Exercise instructions:
State how many lines of the listing below include the word "object". Give only the number.

———

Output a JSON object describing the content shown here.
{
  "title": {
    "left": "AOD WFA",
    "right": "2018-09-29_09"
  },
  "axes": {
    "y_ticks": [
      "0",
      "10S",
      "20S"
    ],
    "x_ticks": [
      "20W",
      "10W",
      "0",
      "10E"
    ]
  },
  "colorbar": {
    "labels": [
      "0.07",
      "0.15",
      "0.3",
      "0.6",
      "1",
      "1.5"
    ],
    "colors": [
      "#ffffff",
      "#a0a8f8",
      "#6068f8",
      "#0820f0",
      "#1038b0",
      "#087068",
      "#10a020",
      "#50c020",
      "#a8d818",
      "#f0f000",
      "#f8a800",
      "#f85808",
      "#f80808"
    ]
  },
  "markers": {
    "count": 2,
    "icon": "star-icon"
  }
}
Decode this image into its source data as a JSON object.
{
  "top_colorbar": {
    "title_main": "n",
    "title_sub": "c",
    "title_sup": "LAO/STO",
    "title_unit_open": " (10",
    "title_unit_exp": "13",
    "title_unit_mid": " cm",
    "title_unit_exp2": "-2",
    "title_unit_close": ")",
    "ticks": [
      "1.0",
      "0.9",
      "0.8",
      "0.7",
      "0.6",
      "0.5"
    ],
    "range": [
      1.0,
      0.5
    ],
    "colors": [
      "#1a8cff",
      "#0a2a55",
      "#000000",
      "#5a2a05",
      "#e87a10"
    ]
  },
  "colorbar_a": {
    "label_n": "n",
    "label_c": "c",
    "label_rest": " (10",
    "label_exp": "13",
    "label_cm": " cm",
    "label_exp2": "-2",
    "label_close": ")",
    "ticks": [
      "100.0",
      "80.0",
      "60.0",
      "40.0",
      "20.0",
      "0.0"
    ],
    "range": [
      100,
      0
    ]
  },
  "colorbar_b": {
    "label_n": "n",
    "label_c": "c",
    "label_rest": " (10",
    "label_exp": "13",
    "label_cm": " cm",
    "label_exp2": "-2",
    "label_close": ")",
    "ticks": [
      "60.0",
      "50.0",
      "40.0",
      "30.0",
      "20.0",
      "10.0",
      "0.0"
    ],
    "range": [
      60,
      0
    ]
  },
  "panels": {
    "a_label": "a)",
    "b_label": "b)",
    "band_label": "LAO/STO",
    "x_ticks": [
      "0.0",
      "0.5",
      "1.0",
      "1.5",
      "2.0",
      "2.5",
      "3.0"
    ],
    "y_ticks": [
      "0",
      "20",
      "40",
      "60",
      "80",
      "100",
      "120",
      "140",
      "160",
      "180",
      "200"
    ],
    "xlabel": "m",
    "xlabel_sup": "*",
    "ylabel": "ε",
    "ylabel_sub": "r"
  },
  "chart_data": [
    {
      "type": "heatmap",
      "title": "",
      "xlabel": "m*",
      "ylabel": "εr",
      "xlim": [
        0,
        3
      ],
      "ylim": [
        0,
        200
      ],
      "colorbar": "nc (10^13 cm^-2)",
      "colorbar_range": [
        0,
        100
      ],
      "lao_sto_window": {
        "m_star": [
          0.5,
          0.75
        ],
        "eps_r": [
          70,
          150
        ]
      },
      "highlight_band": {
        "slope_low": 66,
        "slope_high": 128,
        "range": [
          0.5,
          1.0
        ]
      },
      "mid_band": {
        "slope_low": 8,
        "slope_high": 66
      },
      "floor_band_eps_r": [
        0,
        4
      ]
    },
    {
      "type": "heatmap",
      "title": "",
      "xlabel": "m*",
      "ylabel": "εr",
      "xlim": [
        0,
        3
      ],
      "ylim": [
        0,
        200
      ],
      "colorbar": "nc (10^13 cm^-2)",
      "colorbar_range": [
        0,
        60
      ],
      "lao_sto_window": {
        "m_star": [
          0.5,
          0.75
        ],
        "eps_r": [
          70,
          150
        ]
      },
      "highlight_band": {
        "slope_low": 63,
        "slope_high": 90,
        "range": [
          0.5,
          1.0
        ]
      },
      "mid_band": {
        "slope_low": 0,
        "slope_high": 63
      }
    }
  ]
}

———

Full output:
2